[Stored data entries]
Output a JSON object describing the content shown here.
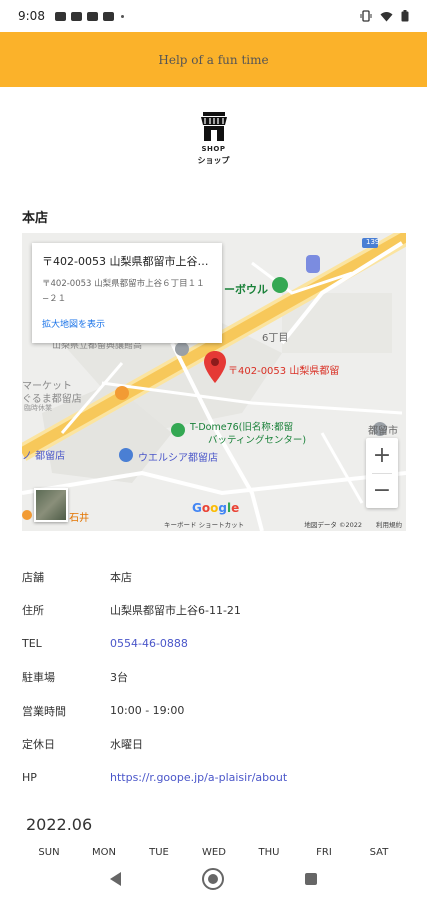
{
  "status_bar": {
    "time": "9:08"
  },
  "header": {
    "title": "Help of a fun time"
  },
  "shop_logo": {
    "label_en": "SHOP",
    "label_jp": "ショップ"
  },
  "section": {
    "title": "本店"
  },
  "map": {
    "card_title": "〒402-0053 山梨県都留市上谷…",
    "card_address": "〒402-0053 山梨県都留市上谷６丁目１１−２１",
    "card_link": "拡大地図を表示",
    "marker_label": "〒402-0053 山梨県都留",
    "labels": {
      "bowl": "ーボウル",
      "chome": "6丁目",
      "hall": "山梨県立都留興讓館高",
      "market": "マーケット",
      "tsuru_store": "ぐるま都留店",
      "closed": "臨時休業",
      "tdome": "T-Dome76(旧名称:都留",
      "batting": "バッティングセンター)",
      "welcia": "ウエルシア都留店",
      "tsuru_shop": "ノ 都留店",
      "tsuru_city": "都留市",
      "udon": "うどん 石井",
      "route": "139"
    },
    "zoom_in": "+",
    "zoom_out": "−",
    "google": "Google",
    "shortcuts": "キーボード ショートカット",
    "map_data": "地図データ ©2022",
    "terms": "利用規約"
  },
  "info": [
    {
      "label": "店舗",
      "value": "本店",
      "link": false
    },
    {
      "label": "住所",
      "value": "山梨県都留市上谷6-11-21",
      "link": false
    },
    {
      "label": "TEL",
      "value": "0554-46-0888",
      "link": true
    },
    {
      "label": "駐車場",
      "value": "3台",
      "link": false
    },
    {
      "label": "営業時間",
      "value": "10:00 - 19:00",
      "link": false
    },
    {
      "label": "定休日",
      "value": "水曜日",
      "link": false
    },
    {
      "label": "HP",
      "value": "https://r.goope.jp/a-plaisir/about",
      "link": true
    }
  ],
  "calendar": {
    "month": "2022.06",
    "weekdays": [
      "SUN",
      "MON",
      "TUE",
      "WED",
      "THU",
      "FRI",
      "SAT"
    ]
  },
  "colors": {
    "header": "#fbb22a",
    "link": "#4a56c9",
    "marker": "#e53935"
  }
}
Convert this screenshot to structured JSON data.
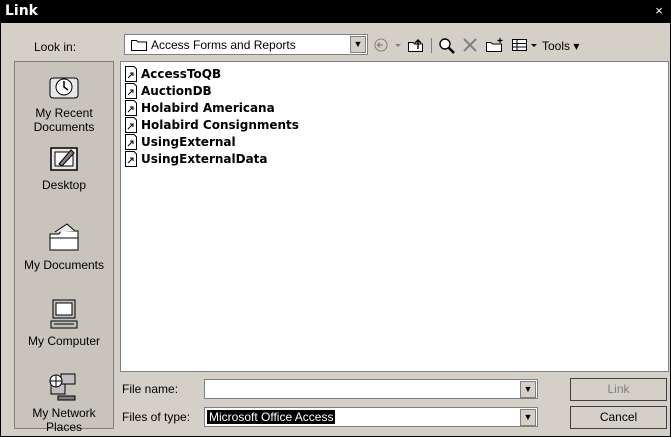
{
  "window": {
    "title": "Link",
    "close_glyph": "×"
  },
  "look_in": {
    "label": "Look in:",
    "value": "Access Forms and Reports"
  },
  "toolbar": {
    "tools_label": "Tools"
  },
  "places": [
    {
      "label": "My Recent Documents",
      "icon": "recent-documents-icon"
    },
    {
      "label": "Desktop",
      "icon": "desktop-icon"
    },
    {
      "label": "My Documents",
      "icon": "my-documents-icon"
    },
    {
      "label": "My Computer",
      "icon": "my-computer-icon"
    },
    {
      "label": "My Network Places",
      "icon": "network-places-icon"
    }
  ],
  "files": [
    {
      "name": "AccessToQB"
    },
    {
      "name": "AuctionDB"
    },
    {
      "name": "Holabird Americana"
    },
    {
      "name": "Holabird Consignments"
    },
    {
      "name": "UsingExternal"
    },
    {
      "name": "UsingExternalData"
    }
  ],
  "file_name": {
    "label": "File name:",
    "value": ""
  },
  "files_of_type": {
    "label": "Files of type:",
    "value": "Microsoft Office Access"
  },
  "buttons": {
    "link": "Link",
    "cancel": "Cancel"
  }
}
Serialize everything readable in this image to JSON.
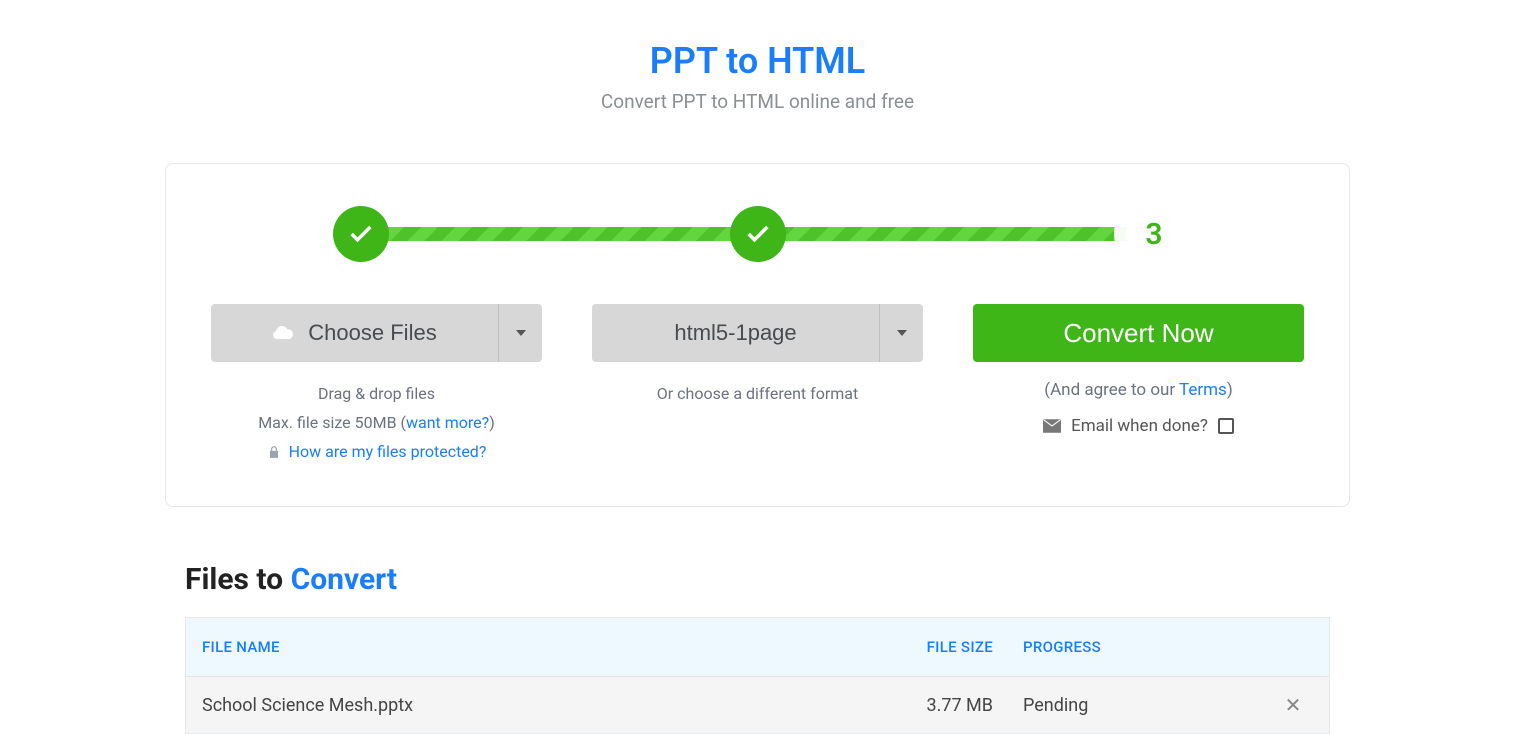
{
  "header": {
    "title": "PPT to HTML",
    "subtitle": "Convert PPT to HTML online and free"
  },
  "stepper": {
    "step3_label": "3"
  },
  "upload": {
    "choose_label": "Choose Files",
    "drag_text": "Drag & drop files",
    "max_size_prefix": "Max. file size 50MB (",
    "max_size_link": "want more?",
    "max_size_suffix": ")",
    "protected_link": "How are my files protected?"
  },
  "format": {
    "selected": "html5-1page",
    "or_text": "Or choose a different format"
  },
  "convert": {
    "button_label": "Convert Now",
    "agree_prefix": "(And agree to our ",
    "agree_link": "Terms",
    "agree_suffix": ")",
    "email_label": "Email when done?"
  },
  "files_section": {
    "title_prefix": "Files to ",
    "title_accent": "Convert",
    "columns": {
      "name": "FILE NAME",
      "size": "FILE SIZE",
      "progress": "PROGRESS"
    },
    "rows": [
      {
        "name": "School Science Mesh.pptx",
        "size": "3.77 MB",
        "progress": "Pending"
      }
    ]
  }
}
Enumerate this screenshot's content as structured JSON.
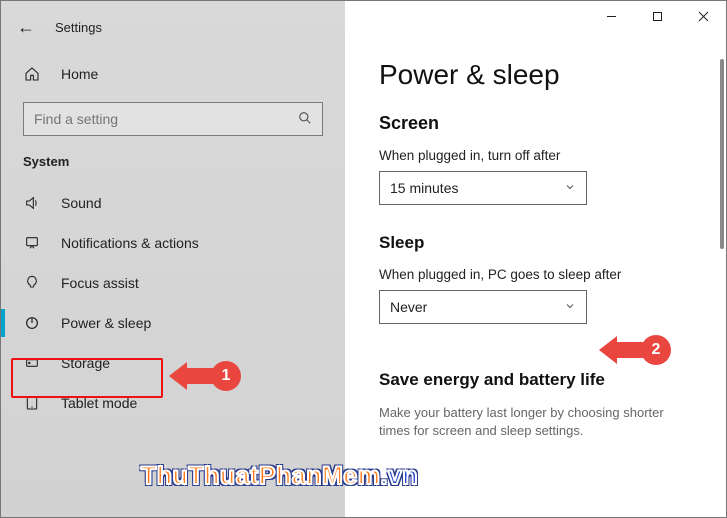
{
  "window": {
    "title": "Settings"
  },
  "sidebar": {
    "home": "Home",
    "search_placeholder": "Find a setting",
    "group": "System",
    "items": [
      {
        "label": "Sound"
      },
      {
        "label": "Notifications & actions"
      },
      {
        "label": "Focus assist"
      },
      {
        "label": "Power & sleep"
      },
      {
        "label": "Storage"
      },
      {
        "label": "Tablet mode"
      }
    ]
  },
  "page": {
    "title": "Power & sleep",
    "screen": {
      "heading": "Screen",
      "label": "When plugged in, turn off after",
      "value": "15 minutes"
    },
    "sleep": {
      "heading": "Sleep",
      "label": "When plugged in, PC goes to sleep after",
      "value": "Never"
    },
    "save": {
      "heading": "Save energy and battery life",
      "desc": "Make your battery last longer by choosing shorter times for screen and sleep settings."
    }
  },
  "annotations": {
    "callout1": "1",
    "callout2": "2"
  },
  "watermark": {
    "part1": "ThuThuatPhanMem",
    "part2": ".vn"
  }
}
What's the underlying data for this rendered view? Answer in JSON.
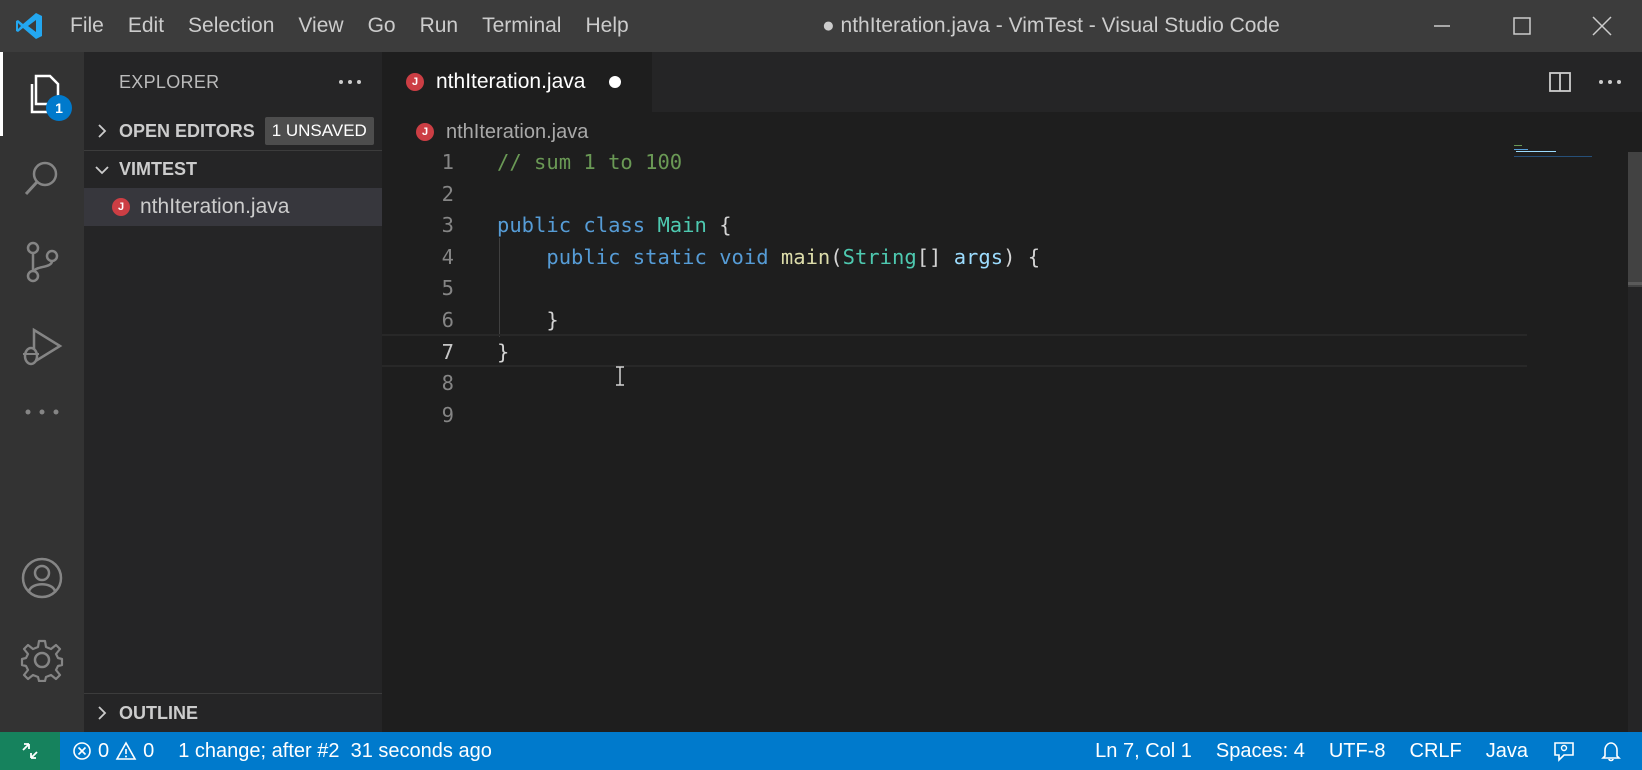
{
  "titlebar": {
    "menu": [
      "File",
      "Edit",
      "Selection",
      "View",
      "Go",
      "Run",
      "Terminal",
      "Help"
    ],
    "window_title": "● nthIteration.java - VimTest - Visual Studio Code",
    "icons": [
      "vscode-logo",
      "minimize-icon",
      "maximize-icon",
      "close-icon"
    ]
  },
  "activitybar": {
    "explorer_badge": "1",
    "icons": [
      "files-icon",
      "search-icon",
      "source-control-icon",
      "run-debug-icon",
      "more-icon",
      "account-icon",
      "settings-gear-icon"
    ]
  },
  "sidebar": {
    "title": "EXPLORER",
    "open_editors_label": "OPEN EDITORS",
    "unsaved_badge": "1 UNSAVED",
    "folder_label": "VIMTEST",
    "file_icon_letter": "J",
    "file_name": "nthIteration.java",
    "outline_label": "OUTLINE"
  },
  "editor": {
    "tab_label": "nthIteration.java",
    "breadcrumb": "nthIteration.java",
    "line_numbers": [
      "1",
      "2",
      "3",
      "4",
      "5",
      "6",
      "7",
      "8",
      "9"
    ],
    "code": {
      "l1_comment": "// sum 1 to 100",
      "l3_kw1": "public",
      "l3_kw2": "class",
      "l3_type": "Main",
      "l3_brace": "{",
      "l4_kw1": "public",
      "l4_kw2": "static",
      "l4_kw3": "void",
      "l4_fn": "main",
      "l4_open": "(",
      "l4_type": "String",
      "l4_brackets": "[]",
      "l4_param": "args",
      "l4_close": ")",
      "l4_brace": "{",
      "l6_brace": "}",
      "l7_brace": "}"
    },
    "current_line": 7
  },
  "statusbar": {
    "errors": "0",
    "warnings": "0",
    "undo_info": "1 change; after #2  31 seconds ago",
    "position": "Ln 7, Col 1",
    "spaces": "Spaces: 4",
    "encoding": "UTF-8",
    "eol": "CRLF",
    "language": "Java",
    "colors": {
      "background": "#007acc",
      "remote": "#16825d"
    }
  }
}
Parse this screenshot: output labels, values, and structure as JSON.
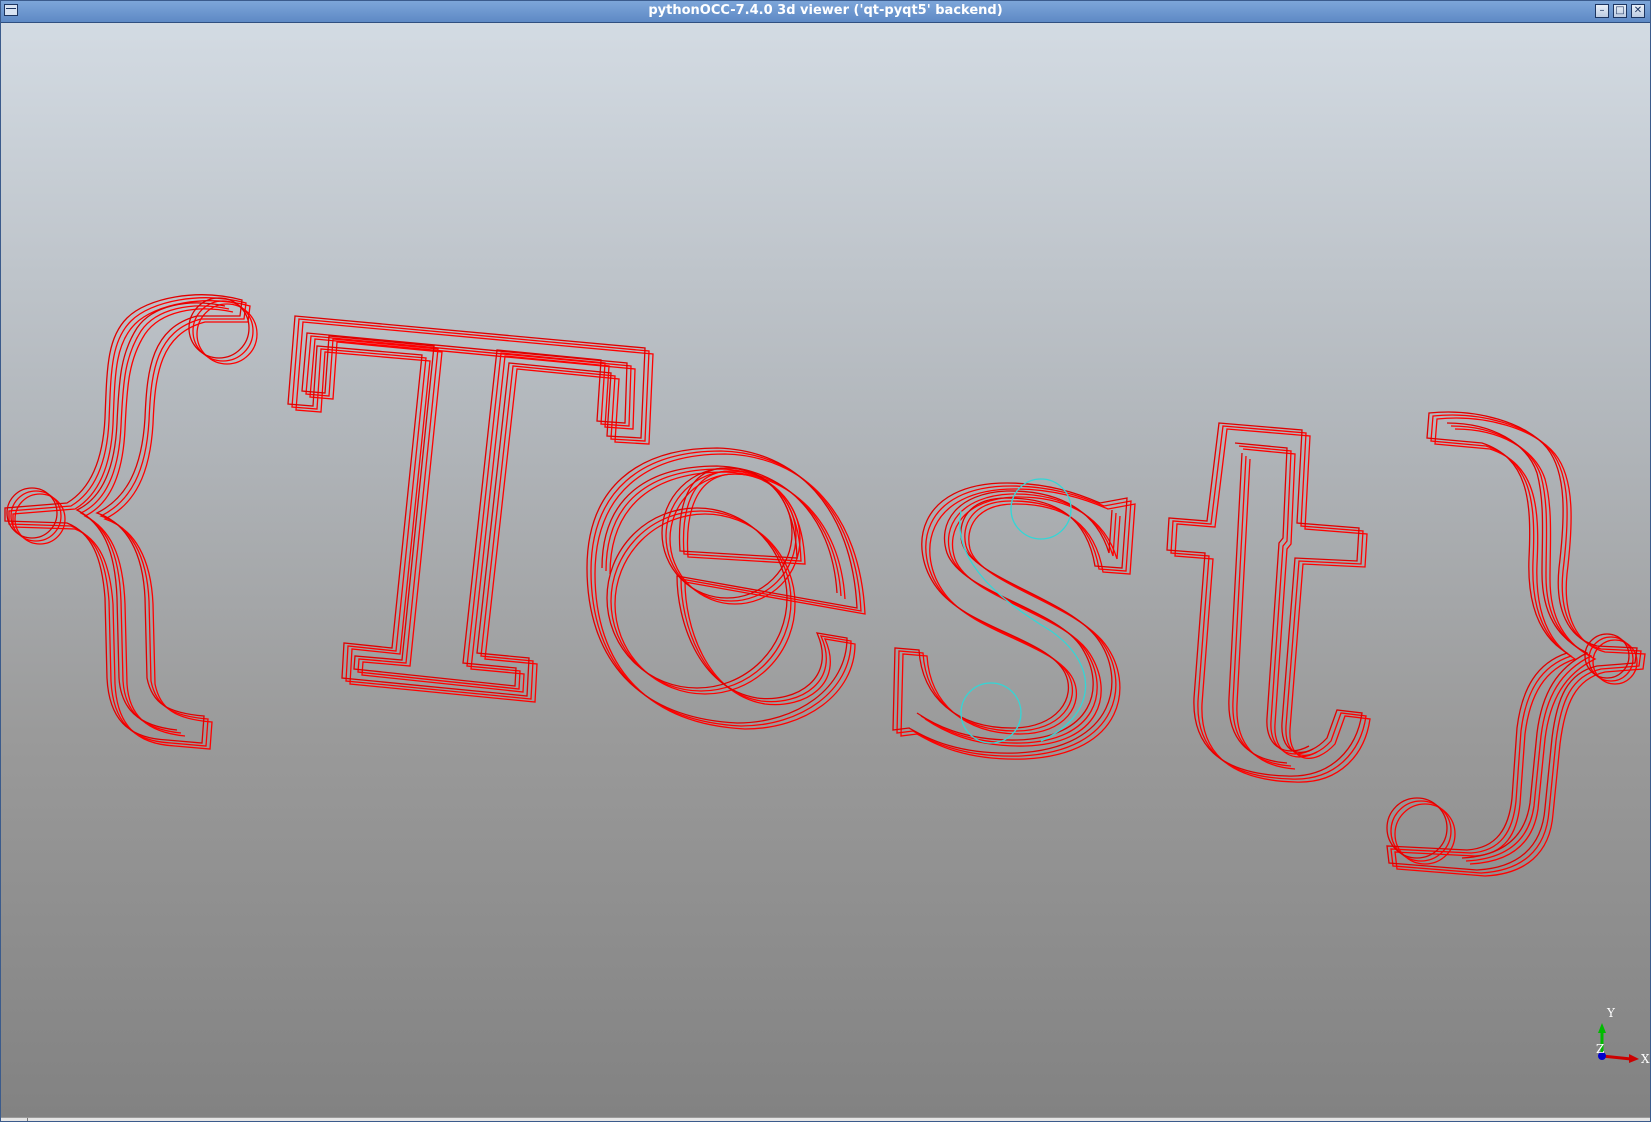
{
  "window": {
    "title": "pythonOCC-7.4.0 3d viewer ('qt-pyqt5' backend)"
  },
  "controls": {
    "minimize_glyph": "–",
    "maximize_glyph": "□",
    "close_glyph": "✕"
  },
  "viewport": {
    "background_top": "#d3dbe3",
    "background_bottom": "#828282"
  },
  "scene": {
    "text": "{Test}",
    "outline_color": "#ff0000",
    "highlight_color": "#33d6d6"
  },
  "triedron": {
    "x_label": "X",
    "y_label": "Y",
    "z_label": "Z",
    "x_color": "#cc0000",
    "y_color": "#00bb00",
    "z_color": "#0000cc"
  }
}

* Exercise brief *
In the entries above, identify every line with the string "heading".

* Exercise output *
      "heading": "Screen",
      "heading": "Sleep",
      "heading": "Save energy and battery life",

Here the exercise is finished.